[Dataset items]
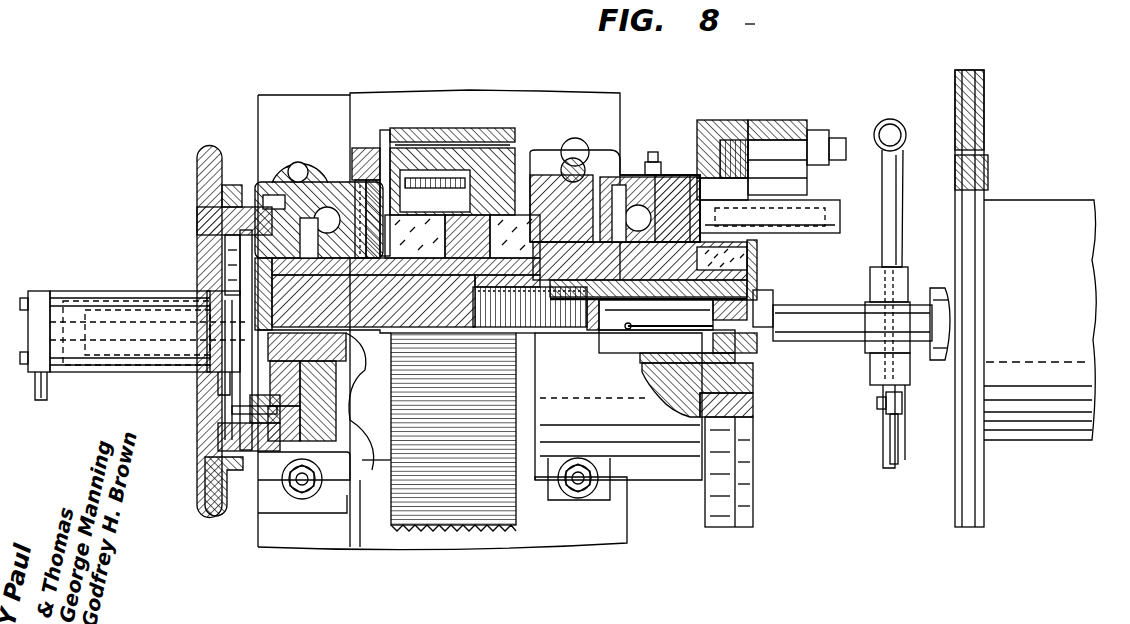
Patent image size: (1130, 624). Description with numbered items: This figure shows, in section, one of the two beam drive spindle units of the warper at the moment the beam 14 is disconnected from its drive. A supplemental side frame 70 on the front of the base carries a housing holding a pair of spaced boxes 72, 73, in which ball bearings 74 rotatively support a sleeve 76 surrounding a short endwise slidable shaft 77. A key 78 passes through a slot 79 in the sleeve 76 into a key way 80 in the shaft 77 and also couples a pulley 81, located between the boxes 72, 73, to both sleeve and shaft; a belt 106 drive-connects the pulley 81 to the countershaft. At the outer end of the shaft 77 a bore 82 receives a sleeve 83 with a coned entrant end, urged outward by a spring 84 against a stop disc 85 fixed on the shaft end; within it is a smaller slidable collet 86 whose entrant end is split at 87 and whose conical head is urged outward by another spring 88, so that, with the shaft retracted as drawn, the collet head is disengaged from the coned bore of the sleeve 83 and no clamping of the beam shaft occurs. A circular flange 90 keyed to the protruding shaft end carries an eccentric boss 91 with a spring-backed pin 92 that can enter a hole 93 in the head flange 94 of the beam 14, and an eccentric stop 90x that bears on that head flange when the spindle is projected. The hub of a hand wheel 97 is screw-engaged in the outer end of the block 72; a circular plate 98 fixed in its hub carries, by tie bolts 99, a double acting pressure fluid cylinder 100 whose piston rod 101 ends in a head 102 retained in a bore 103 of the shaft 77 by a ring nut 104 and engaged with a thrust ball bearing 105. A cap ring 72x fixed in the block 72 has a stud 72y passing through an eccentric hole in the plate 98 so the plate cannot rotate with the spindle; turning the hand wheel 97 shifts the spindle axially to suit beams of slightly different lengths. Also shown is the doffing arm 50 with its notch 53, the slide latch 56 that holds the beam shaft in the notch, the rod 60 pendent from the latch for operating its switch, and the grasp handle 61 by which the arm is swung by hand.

The beam 14 is at (1074, 452).
The arm 50 is at (922, 462).
The notch 53 is at (905, 300).
The slide latch 56 is at (888, 323).
The rod 60 is at (890, 434).
The grasp handle 61 is at (890, 122).
The supplemental side frame 70 is at (297, 108).
The box 72 is at (370, 468).
The cap ring 72x is at (245, 430).
The stud 72y is at (232, 410).
The box 73 is at (664, 460).
The ball bearing 74 is at (325, 216).
The sleeve 76 is at (588, 240).
The shaft 77 is at (662, 262).
The key 78 is at (515, 240).
The slot 79 is at (555, 240).
The key way 80 is at (362, 180).
The pulley 81 is at (440, 165).
The bore 82 is at (662, 378).
The sleeve 83 is at (646, 368).
The spring 84 is at (552, 327).
The stop disc 85 is at (747, 272).
The collet 86 is at (758, 345).
The split 87 is at (645, 330).
The spring 88 is at (598, 325).
The circular flange 90 is at (740, 512).
The stop 90x is at (805, 230).
The boss 91 is at (780, 128).
The pin 92 is at (822, 146).
The hole 93 is at (988, 162).
The head flange 94 is at (986, 102).
The hand wheel 97 is at (204, 150).
The circular plate 98 is at (240, 270).
The tie bolt 99 is at (110, 300).
The double acting pressure fluid cylinder 100 is at (165, 350).
The piston rod 101 is at (146, 318).
The head 102 is at (318, 332).
The bore 103 is at (312, 368).
The ring nut 104 is at (336, 378).
The thrust ball bearing 105 is at (370, 448).
The belt 106 is at (412, 130).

Set exercise: Reproduce all of the lines above word for word, and leave the pictures out of your answer.

Task solution:
Patent image size: (1130, 624). Description with numbered items: This figure shows, in section, one of the two beam drive spindle units of the warper at the moment the beam 14 is disconnected from its drive. A supplemental side frame 70 on the front of the base carries a housing holding a pair of spaced boxes 72, 73, in which ball bearings 74 rotatively support a sleeve 76 surrounding a short endwise slidable shaft 77. A key 78 passes through a slot 79 in the sleeve 76 into a key way 80 in the shaft 77 and also couples a pulley 81, located between the boxes 72, 73, to both sleeve and shaft; a belt 106 drive-connects the pulley 81 to the countershaft. At the outer end of the shaft 77 a bore 82 receives a sleeve 83 with a coned entrant end, urged outward by a spring 84 against a stop disc 85 fixed on the shaft end; within it is a smaller slidable collet 86 whose entrant end is split at 87 and whose conical head is urged outward by another spring 88, so that, with the shaft retracted as drawn, the collet head is disengaged from the coned bore of the sleeve 83 and no clamping of the beam shaft occurs. A circular flange 90 keyed to the protruding shaft end carries an eccentric boss 91 with a spring-backed pin 92 that can enter a hole 93 in the head flange 94 of the beam 14, and an eccentric stop 90x that bears on that head flange when the spindle is projected. The hub of a hand wheel 97 is screw-engaged in the outer end of the block 72; a circular plate 98 fixed in its hub carries, by tie bolts 99, a double acting pressure fluid cylinder 100 whose piston rod 101 ends in a head 102 retained in a bore 103 of the shaft 77 by a ring nut 104 and engaged with a thrust ball bearing 105. A cap ring 72x fixed in the block 72 has a stud 72y passing through an eccentric hole in the plate 98 so the plate cannot rotate with the spindle; turning the hand wheel 97 shifts the spindle axially to suit beams of slightly different lengths. Also shown is the doffing arm 50 with its notch 53, the slide latch 56 that holds the beam shaft in the notch, the rod 60 pendent from the latch for operating its switch, and the grasp handle 61 by which the arm is swung by hand.

The beam 14 is at (1074, 452).
The arm 50 is at (922, 462).
The notch 53 is at (905, 300).
The slide latch 56 is at (888, 323).
The rod 60 is at (890, 434).
The grasp handle 61 is at (890, 122).
The supplemental side frame 70 is at (297, 108).
The box 72 is at (370, 468).
The cap ring 72x is at (245, 430).
The stud 72y is at (232, 410).
The box 73 is at (664, 460).
The ball bearing 74 is at (325, 216).
The sleeve 76 is at (588, 240).
The shaft 77 is at (662, 262).
The key 78 is at (515, 240).
The slot 79 is at (555, 240).
The key way 80 is at (362, 180).
The pulley 81 is at (440, 165).
The bore 82 is at (662, 378).
The sleeve 83 is at (646, 368).
The spring 84 is at (552, 327).
The stop disc 85 is at (747, 272).
The collet 86 is at (758, 345).
The split 87 is at (645, 330).
The spring 88 is at (598, 325).
The circular flange 90 is at (740, 512).
The stop 90x is at (805, 230).
The boss 91 is at (780, 128).
The pin 92 is at (822, 146).
The hole 93 is at (988, 162).
The head flange 94 is at (986, 102).
The hand wheel 97 is at (204, 150).
The circular plate 98 is at (240, 270).
The tie bolt 99 is at (110, 300).
The double acting pressure fluid cylinder 100 is at (165, 350).
The piston rod 101 is at (146, 318).
The head 102 is at (318, 332).
The bore 103 is at (312, 368).
The ring nut 104 is at (336, 378).
The thrust ball bearing 105 is at (370, 448).
The belt 106 is at (412, 130).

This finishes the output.